Records to use:
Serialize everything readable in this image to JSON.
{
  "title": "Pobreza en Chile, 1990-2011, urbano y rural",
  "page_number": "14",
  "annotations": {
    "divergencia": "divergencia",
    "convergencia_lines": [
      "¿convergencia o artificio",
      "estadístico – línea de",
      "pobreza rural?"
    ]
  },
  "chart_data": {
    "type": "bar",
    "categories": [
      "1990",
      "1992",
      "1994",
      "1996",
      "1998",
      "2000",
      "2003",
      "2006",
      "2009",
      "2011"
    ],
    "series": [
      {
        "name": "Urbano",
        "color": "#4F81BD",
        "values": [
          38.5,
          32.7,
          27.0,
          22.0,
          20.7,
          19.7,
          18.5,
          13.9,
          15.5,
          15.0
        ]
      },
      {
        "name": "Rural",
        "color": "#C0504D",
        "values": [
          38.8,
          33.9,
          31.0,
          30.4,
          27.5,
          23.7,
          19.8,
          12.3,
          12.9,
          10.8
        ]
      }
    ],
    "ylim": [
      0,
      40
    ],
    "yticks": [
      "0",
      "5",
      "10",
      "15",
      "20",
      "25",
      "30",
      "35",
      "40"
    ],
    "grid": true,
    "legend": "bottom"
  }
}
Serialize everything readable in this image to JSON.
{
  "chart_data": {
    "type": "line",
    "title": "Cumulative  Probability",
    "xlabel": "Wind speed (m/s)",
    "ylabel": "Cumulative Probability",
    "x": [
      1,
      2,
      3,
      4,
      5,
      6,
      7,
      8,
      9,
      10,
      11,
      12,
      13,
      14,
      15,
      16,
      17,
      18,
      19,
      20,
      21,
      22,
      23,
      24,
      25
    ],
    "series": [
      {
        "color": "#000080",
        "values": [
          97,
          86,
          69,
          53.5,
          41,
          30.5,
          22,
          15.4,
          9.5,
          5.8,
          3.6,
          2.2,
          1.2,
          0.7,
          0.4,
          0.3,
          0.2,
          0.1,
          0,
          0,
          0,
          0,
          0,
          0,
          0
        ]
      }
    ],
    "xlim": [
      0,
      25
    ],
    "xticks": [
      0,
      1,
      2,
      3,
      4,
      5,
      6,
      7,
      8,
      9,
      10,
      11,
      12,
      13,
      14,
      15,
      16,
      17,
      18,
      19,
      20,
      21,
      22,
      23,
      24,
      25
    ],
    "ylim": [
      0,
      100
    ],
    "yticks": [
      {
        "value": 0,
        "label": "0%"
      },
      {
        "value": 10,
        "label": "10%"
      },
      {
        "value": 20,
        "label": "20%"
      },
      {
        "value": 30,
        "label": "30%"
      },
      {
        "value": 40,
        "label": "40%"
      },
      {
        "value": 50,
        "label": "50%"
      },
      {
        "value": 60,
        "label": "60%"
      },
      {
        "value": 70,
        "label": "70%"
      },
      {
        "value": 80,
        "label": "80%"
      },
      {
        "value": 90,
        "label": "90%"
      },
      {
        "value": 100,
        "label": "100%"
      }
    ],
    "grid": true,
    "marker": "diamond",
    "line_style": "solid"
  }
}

==

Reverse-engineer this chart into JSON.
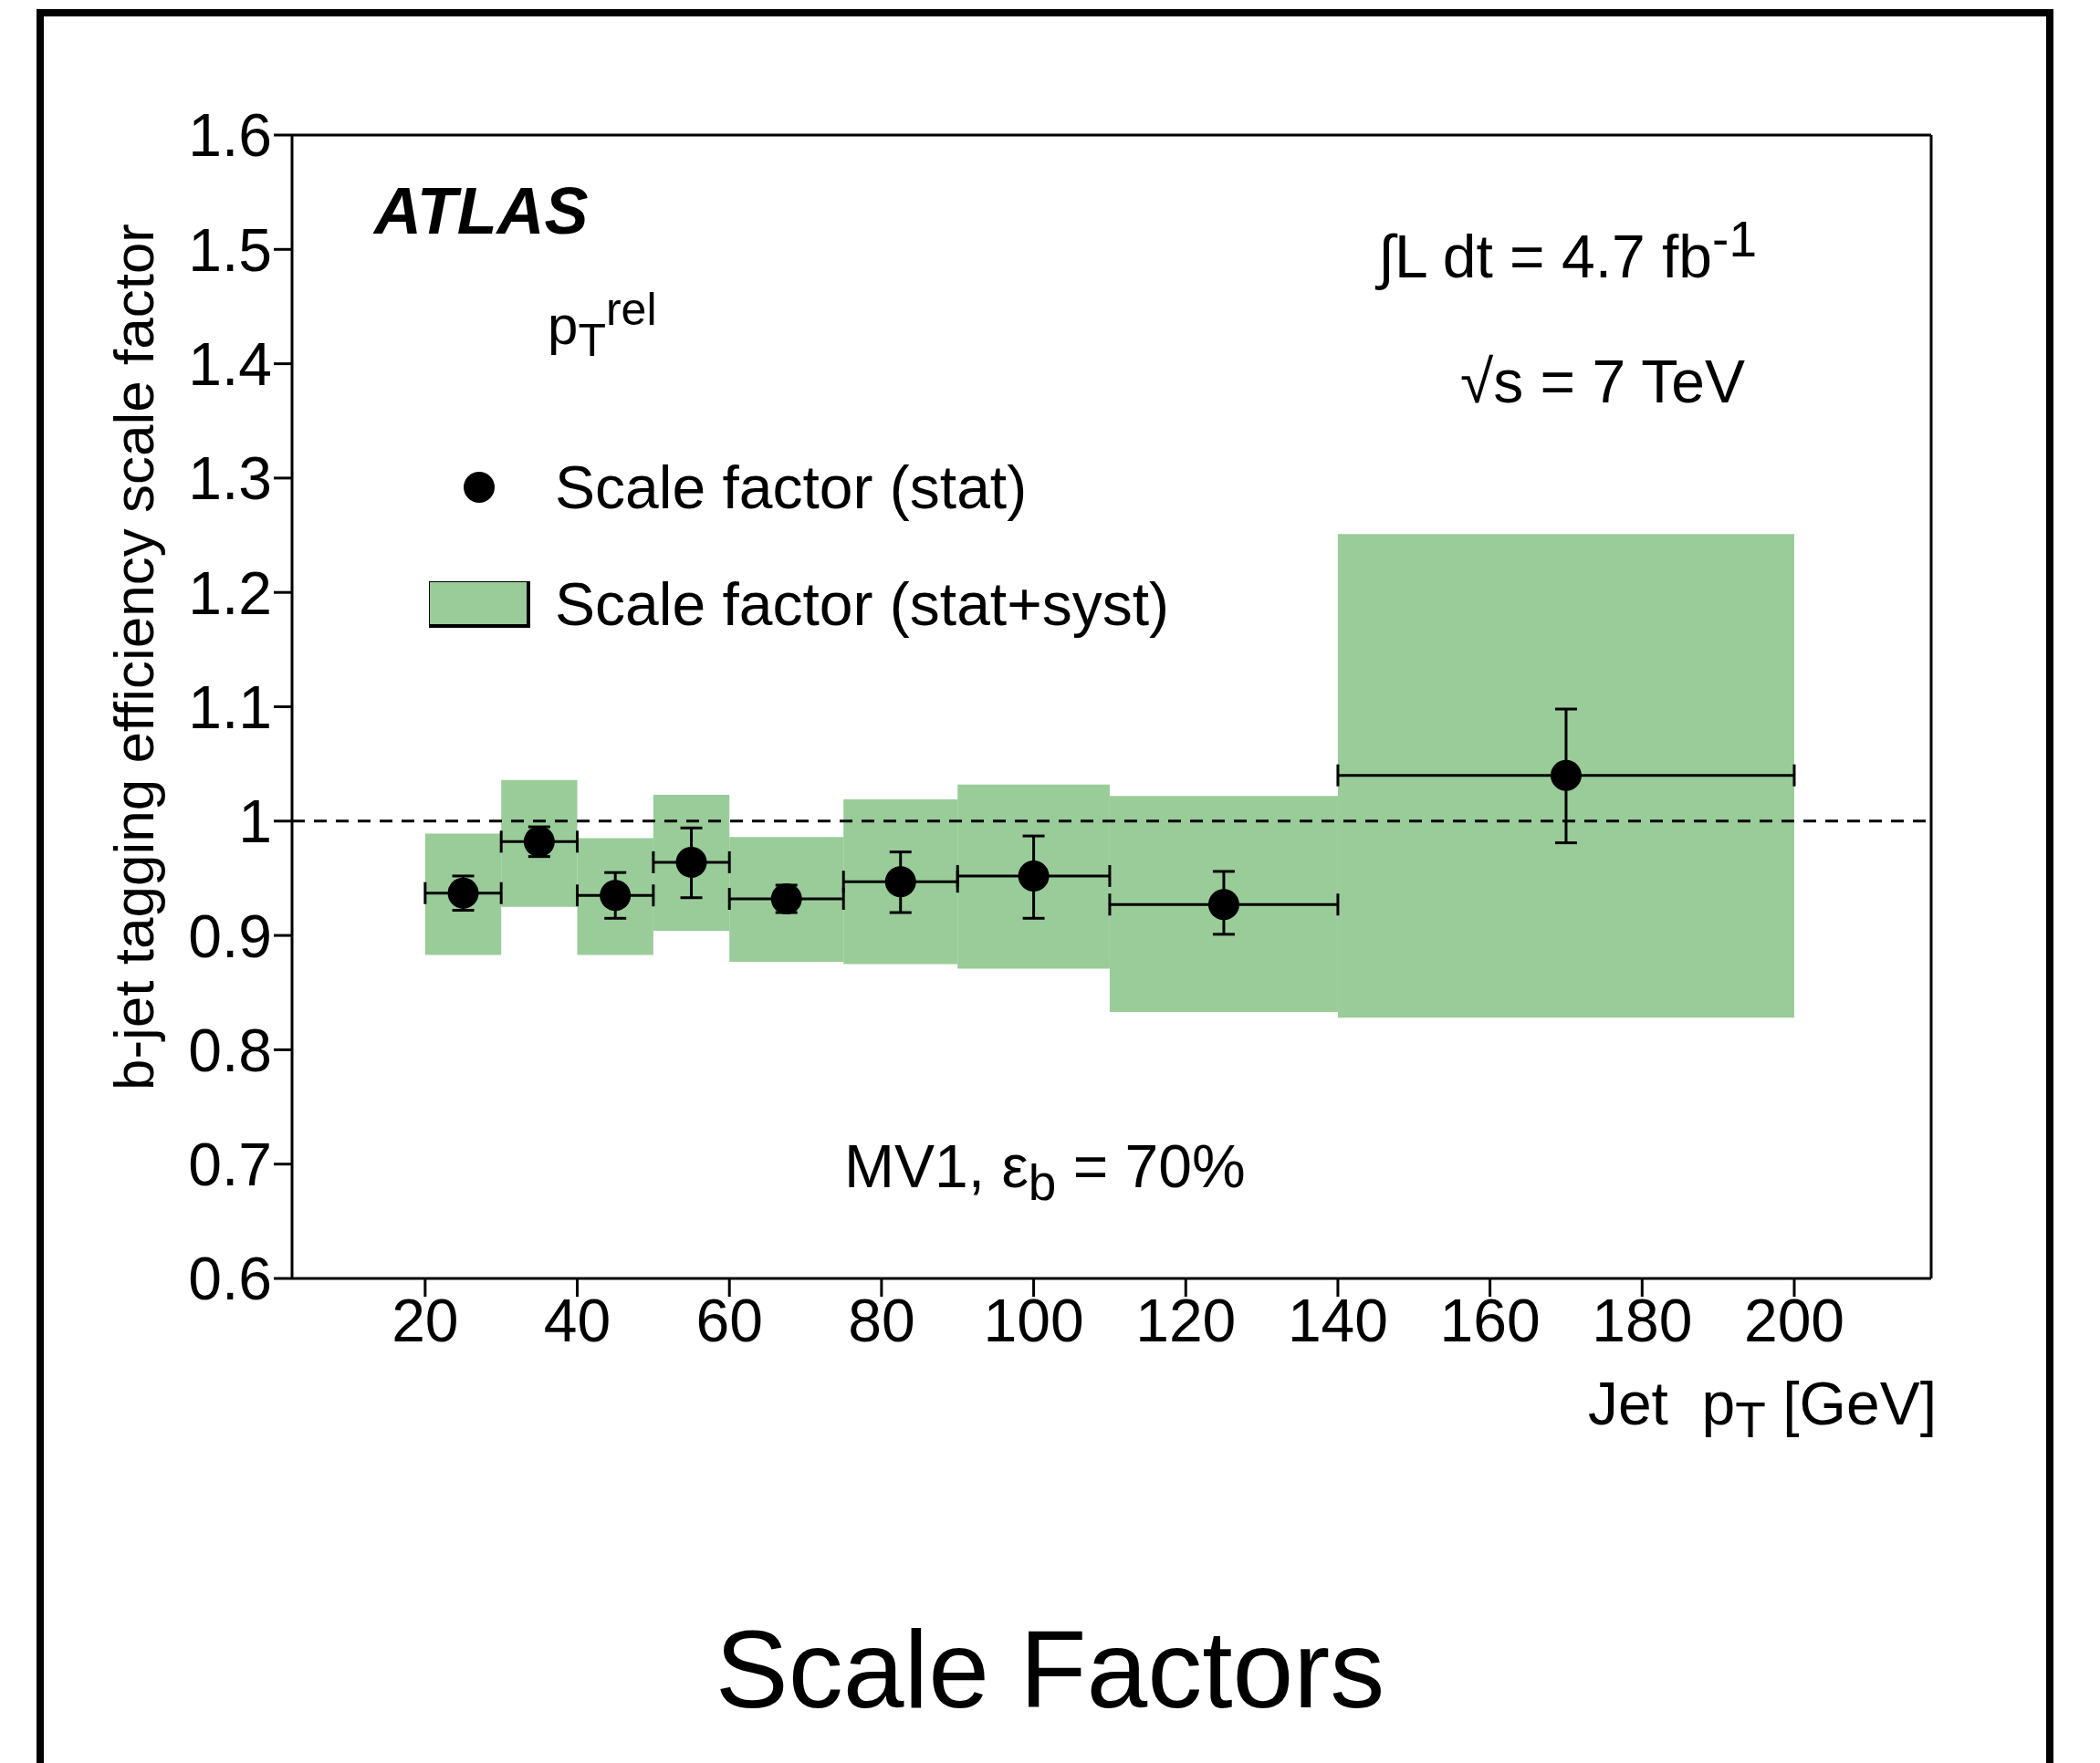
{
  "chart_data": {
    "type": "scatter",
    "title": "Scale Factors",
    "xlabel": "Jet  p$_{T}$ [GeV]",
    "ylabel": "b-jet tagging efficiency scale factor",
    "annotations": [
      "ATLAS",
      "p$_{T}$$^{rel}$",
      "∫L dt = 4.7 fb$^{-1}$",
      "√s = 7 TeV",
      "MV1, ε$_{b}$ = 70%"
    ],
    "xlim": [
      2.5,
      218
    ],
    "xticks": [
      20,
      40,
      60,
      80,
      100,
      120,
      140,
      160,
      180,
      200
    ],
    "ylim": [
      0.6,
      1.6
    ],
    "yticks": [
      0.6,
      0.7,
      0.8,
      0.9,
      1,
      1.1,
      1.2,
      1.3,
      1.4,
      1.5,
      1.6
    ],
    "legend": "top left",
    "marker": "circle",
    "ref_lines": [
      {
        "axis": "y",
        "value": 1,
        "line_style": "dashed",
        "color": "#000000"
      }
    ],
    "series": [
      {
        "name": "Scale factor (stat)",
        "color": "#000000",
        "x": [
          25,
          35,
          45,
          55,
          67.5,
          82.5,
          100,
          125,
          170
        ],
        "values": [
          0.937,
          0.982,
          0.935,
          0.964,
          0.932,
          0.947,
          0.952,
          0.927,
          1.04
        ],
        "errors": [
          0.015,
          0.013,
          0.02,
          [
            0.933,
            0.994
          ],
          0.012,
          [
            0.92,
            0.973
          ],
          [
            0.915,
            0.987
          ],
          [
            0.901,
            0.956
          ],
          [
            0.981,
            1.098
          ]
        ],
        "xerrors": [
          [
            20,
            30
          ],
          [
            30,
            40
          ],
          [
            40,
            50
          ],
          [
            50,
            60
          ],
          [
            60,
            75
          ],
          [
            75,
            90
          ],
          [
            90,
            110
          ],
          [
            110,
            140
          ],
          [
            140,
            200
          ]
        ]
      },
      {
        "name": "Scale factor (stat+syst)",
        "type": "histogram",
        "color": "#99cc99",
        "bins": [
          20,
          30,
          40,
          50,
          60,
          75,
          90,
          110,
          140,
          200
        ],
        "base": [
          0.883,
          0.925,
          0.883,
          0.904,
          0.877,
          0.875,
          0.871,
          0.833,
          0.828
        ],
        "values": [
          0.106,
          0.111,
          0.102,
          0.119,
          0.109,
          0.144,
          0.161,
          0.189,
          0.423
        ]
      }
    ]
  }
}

--

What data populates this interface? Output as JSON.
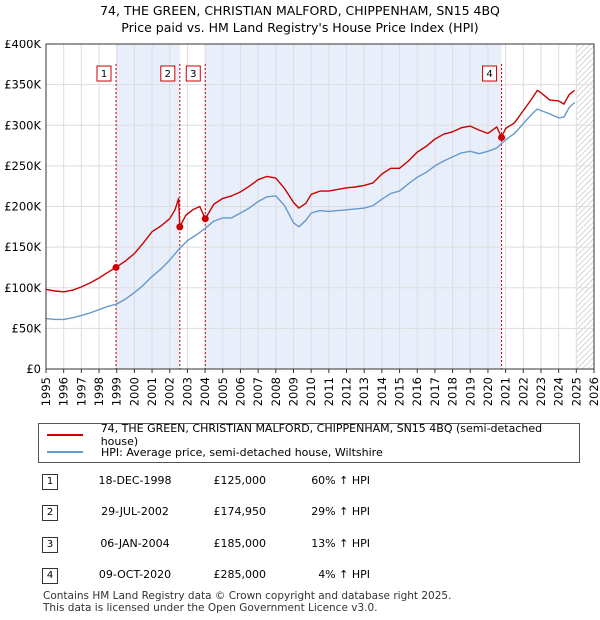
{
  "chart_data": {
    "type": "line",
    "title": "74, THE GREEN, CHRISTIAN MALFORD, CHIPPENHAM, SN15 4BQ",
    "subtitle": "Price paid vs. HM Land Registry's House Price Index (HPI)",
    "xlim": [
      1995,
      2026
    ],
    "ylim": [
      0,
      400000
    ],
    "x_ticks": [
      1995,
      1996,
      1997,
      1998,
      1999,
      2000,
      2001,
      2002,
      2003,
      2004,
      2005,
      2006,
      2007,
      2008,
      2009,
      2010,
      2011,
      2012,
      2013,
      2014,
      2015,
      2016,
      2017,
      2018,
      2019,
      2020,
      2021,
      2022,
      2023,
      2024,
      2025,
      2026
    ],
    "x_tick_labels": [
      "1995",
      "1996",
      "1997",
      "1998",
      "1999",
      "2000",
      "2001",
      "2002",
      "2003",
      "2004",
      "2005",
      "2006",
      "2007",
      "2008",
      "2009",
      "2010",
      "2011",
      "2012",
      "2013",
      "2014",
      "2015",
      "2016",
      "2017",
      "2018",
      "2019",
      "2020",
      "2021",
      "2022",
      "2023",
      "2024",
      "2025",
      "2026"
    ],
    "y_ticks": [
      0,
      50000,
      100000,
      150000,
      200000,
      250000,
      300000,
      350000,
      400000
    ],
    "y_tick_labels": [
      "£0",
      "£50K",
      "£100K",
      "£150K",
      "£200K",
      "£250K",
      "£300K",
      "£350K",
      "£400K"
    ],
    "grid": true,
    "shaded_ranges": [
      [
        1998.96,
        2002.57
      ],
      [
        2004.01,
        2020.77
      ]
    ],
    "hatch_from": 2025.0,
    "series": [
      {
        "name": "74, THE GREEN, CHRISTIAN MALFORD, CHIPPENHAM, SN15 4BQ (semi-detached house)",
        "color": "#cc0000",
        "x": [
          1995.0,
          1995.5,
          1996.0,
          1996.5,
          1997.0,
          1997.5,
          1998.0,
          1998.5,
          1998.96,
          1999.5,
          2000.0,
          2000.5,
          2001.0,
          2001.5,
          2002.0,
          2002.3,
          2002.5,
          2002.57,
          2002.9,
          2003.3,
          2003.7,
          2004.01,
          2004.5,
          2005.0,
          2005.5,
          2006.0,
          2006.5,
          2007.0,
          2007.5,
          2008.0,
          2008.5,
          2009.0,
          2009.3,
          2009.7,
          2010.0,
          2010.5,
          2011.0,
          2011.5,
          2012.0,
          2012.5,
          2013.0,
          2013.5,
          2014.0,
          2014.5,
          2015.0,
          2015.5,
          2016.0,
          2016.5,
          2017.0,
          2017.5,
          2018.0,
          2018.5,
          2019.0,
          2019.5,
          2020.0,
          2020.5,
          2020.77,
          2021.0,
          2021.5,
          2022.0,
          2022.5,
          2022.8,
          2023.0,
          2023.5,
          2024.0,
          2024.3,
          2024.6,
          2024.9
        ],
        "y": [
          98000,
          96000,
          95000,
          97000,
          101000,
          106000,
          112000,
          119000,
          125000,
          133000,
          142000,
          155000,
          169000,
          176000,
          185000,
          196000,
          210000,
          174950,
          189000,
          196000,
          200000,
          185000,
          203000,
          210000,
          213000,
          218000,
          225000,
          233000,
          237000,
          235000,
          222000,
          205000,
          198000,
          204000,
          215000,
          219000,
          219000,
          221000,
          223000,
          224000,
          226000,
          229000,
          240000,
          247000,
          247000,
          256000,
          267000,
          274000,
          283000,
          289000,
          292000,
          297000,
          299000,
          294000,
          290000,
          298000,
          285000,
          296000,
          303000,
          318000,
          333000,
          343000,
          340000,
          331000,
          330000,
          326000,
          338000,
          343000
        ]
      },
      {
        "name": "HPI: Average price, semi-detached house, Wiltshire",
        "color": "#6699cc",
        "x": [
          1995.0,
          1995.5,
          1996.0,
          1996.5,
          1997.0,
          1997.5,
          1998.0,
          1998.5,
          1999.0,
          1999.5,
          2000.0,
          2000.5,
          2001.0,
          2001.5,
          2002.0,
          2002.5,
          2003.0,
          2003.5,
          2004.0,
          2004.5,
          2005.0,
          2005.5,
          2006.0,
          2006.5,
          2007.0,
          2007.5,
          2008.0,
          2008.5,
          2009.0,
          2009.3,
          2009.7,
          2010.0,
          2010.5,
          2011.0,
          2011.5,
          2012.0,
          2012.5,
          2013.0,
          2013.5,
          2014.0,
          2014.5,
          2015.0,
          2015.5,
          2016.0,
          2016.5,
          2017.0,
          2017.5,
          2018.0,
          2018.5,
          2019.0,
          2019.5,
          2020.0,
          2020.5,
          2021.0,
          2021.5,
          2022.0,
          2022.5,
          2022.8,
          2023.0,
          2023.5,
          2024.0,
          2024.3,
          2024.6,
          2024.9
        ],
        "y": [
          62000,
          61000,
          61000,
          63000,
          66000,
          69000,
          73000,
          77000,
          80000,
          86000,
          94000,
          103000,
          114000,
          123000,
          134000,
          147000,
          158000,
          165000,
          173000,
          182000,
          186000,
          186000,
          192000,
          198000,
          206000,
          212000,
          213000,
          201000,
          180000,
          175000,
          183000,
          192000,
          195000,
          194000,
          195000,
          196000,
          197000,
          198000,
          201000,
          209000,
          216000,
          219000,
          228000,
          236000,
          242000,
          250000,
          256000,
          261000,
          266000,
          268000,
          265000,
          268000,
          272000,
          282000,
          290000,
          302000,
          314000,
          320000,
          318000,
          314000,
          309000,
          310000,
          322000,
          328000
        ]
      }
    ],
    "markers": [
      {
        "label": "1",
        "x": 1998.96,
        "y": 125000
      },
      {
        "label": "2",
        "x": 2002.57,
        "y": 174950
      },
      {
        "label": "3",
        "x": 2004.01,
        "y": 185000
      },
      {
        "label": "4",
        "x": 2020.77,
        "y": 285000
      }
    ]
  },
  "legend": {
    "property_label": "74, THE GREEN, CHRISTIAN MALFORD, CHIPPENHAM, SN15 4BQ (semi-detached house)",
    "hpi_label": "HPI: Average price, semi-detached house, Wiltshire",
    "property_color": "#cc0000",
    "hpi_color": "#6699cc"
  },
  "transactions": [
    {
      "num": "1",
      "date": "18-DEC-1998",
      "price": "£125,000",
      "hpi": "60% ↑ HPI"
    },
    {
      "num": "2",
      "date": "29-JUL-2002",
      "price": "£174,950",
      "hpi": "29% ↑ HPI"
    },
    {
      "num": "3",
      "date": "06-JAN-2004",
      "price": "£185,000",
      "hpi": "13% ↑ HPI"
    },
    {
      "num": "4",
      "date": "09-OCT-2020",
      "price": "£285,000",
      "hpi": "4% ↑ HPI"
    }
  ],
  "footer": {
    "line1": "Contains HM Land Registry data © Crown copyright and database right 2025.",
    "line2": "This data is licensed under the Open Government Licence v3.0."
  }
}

Task: Give only a number: how many lines of the data hold the string "detached"?

Written solution: 4